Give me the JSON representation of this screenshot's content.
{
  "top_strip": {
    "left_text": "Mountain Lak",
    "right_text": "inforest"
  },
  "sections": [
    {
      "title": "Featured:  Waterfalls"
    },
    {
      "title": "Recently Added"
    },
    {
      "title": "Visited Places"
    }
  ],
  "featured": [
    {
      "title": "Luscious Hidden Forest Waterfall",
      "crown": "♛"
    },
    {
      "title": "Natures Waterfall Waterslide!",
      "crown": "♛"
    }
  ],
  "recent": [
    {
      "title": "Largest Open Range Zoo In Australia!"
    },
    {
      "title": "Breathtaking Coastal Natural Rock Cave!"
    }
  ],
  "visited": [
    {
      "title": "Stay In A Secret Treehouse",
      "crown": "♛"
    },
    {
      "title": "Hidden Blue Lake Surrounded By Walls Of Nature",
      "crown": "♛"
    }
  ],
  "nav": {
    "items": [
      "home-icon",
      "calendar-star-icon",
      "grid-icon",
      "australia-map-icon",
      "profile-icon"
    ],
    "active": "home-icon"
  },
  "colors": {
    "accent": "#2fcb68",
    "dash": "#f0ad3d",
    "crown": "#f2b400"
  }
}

EXERCISE REQUIREMENTS
Retype the entries one by one, exactly.

EXPECTED ANSWER
Give me the JSON representation of this screenshot's content.
{
  "top_strip": {
    "left_text": "Mountain Lak",
    "right_text": "inforest"
  },
  "sections": [
    {
      "title": "Featured:  Waterfalls"
    },
    {
      "title": "Recently Added"
    },
    {
      "title": "Visited Places"
    }
  ],
  "featured": [
    {
      "title": "Luscious Hidden Forest Waterfall",
      "crown": "♛"
    },
    {
      "title": "Natures Waterfall Waterslide!",
      "crown": "♛"
    }
  ],
  "recent": [
    {
      "title": "Largest Open Range Zoo In Australia!"
    },
    {
      "title": "Breathtaking Coastal Natural Rock Cave!"
    }
  ],
  "visited": [
    {
      "title": "Stay In A Secret Treehouse",
      "crown": "♛"
    },
    {
      "title": "Hidden Blue Lake Surrounded By Walls Of Nature",
      "crown": "♛"
    }
  ],
  "nav": {
    "items": [
      "home-icon",
      "calendar-star-icon",
      "grid-icon",
      "australia-map-icon",
      "profile-icon"
    ],
    "active": "home-icon"
  },
  "colors": {
    "accent": "#2fcb68",
    "dash": "#f0ad3d",
    "crown": "#f2b400"
  }
}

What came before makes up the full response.